• _Exercise_
Tally every line featuring "Student", then give that tally alone.

• _Information supplied_

──────────────────────────────

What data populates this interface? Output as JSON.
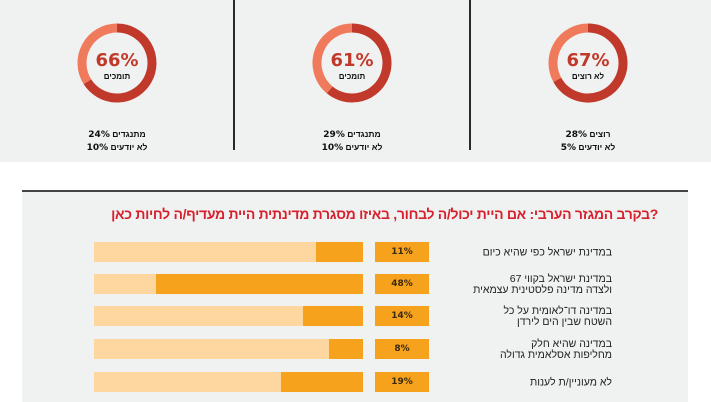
{
  "colors": {
    "ring_dark": "#c0392b",
    "ring_light": "#ef7b5c",
    "bar_fill": "#f7a21c",
    "bar_track": "#fdd6a0",
    "question_red": "#d7202b"
  },
  "chart_data": [
    {
      "type": "pie",
      "variant": "donut",
      "position": "left",
      "main_value": 66,
      "main_label": "66%",
      "main_caption": "תומכים",
      "breakdown": [
        {
          "label": "מתנגדים",
          "value": 24,
          "text": "24%"
        },
        {
          "label": "לא יודעים",
          "value": 10,
          "text": "10%"
        }
      ]
    },
    {
      "type": "pie",
      "variant": "donut",
      "position": "center",
      "main_value": 61,
      "main_label": "61%",
      "main_caption": "תומכים",
      "breakdown": [
        {
          "label": "מתנגדים",
          "value": 29,
          "text": "29%"
        },
        {
          "label": "לא יודעים",
          "value": 10,
          "text": "10%"
        }
      ]
    },
    {
      "type": "pie",
      "variant": "donut",
      "position": "right",
      "main_value": 67,
      "main_label": "67%",
      "main_caption": "לא רוצים",
      "breakdown": [
        {
          "label": "רוצים",
          "value": 28,
          "text": "28%"
        },
        {
          "label": "לא יודעים",
          "value": 5,
          "text": "5%"
        }
      ]
    },
    {
      "type": "bar",
      "orientation": "horizontal",
      "title": "?בקרב המגזר הערבי: אם היית יכול/ה לבחור, באיזו מסגרת מדינתית היית מעדיף/ה לחיות כאן",
      "xlim": [
        0,
        100
      ],
      "categories": [
        [
          "במדינת ישראל כפי שהיא כיום"
        ],
        [
          "במדינת ישראל בקווי 67",
          "ולצדה מדינה פלסטינית עצמאית"
        ],
        [
          "במדינה דו־לאומית על כל",
          "השטח שבין הים לירדן"
        ],
        [
          "במדינה שהיא חלק",
          "מחליפות אסלאמית גדולה"
        ],
        [
          "לא מעוניין/ת לענות"
        ]
      ],
      "values": [
        11,
        48,
        14,
        8,
        19
      ],
      "value_labels": [
        "11%",
        "48%",
        "14%",
        "8%",
        "19%"
      ]
    }
  ]
}
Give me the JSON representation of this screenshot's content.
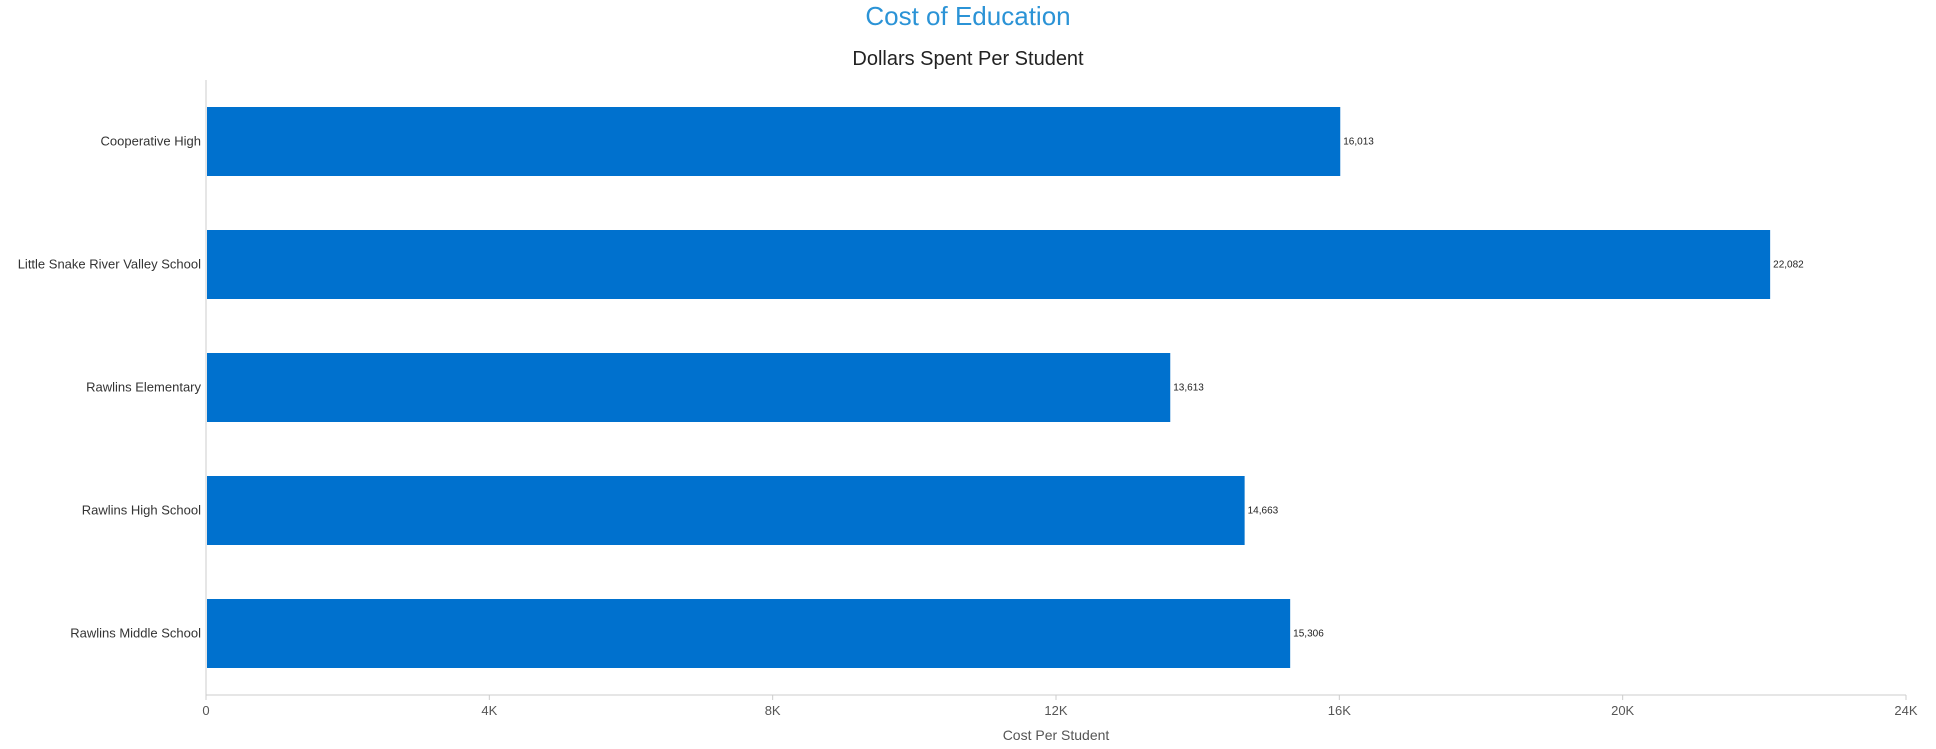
{
  "chart_data": {
    "type": "bar",
    "orientation": "horizontal",
    "title": "Cost of Education",
    "subtitle": "Dollars Spent Per Student",
    "categories": [
      "Cooperative High",
      "Little Snake River Valley School",
      "Rawlins Elementary",
      "Rawlins High School",
      "Rawlins Middle School"
    ],
    "values": [
      16013,
      22082,
      13613,
      14663,
      15306
    ],
    "value_labels": [
      "16,013",
      "22,082",
      "13,613",
      "14,663",
      "15,306"
    ],
    "xlabel": "Cost Per Student",
    "ylabel": "",
    "xlim": [
      0,
      24000
    ],
    "xticks": [
      0,
      4000,
      8000,
      12000,
      16000,
      20000,
      24000
    ],
    "xtick_labels": [
      "0",
      "4K",
      "8K",
      "12K",
      "16K",
      "20K",
      "24K"
    ],
    "grid": false,
    "legend": "none",
    "bar_color": "#0071ce",
    "title_color": "#2b93d6"
  }
}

──────────────────────────────

• _Task result_
2